::: Testo della pagina :::

L’Inps, nel suo Osservatorio sul Reddito di Cittadinanza, fornisce dati emblematici in materia di famiglie che hanno beneficiato di tale misura. Nel mese di settembre 2022 a Firenze vi erano 7.240 nuclei percettori di reddito o pensione di cittadinanza. Numeri, questi, che collocavano Firenze al 1° posto tra le città toscane aventi il maggior numero di famiglie percettrici di tale misura.

STORIE INVISIBILI

Per comprendere lo scenario sociale post-RdC è necessario porre qualche domanda a chi vive sulla propria pelle le contraddizioni di questo processo di smantellamento. Chi, cioè, si è ritrovato in balia di un cambiamento le cui conseguenze sono ben più drammatiche di quelle che il governo Meloni descrive.

Marta e Giulia sono due ex-percettrici del sussidio. Le loro storie rappresentano ciò che migliaia di precari e disoccupati vivono quotidianamente sulla propria pelle. Tali dinamiche, seppur diverse, sono accomunate dal medesimo filo conduttore: vivere le giornate in attesa che qualcuno risponda o che qualcuno offra un aiuto.

Marta ha 35 anni. Ha beneficiato del RdC per più di un anno, quando non riusciva a trovare lavoro e fare fronte alle spese era un’impresa impossibile.

Mi racconta che passava le sue giornate ad inviare curriculum, spesso senza ricevere alcuna risposta. Il RdC le ha permesso di andare avanti.

Quando hai iniziato a percepire il sussidio?

Durante la pandemia, nel gennaio 2022. Prima facevo la commessa in un negozio di cosmetici ai Gigli. Dopo l’ultima ondata ¾ del personale è stato lasciato a casa. Da quel momento trovare un lavoro è diventato sempre più difficile. Percepire il reddito è stata una cosa strana per me, in tutti quei mesi ho continuato a cercare lavoro, a contattare aziende e rispondere agli annunci. Ma niente.

Cosa intendi per “strano”?

Cioè, da un lato era un sollievo perché mi permetteva di pagare l’affitto e fare la spesa. Dall’altro lato non è certo un orgoglio. Ti sentivi comunque immobile. Poi ad agosto è finito tutto.

E ora cosa fai?

Ora si aspetta che mi diano notizie. Un po’ mi danno una mano i miei. Ma non è vita.

::: Dati forniti :::

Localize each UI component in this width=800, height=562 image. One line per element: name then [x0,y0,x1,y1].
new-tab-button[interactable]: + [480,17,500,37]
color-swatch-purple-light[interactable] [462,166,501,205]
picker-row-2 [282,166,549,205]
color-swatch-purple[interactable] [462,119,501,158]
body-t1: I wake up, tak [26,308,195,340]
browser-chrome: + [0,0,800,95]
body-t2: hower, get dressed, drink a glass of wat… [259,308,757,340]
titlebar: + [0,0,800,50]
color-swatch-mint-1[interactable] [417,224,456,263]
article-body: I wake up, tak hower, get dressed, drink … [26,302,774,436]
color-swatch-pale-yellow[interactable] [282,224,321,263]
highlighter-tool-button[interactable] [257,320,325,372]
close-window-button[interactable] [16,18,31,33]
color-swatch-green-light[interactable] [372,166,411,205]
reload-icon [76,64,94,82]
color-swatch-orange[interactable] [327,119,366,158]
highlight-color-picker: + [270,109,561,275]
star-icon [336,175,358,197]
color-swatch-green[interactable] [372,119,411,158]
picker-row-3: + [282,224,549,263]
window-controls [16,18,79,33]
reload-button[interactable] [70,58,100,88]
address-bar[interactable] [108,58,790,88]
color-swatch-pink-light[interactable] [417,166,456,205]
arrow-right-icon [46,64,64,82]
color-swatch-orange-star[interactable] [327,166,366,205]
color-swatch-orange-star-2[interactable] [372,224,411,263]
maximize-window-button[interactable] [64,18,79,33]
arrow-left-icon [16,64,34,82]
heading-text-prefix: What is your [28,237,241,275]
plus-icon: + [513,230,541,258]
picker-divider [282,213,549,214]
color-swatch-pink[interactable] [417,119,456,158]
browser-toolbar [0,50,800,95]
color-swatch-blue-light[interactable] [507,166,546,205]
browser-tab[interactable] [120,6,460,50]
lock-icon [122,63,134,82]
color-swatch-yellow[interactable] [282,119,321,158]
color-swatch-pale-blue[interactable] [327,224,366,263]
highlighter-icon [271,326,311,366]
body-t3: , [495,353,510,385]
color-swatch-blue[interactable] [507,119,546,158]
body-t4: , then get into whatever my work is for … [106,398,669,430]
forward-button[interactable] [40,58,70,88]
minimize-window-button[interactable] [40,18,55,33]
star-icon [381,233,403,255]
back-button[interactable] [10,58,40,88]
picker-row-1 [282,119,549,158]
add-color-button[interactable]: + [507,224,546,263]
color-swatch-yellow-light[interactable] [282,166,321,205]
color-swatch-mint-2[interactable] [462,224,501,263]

:::

◆ Compito da svolgere: Prosegui il testo sul Reddito di Cittadinanza a Firenze partendo dopo l'ultima frase riportata. Le voci registrate non servono per svolgere il compito.

◆ Risposta all'esercizio:
Giulia ha 38 anni, vive all’isolotto e ha una figlia. È una delle tante persone che ad agosto ha ricevuto un SMS in cui le veniva comunicata la fine del sussidio.

Ci tiene a dirmi che di burocrazia non se ne intende e che se non fosse stato per il lavoro dei vari Caf che l’hanno assistita non avrebbe mai compreso le modalità di erogazione del sussidio.

Ma questo non è l’unico problema.

“Anche la piattaforma del ministero sembra si diverta a escludermi”, dice Giulia riferendosi al portale creato per favorire la ricerca di annunci lavorativi sul territorio.

Come funziona la piattaforma del ministero? Chi posta le offerte?

Non funziona, semplicemente. Guardavo l’altro giorno che in tutta la Toscana ci sono solo 70 annunci sparsi su tutta la regione. Cercano, ad esempio, una cassiera a Lucca, una portiera a Empoli e via dicendo. A Firenze c’era solo un annuncio per un parcheggio notturno se non sbaglio.

Gli annunci vengono messi da agenzie interinali o cooperative, non c’è mai scritta la paga o il tipo di contratto. È tutta propaganda per fare credere che il problema non esista e che la situazione sia risolta.

Io ho perso la speranza. Trovare un lavoro sembra impossibile, sono iscritta da 20 anni al centro per l’impiego. Sai quante volte mi hanno chiamata? Una sola, per dirmi che c’era bisogno di aggiornare i documenti.

E per quanto riguarda i corsi di formazione? Il Governo Meloni subito dopo aver abolito il RdC ostentò fieramente il ruolo di questi corsi. Quindi mi viene da chiederti: esistono? Sono utili?

Ah guarda, per ora non si sono visti. Sapevo che ne stavano organizzando uno per fare i giardinieri ma non ho avuto altre informazioni. Poi anche lì: magari fai il corso ma non ti viene data la garanzia di trovare un lavoro.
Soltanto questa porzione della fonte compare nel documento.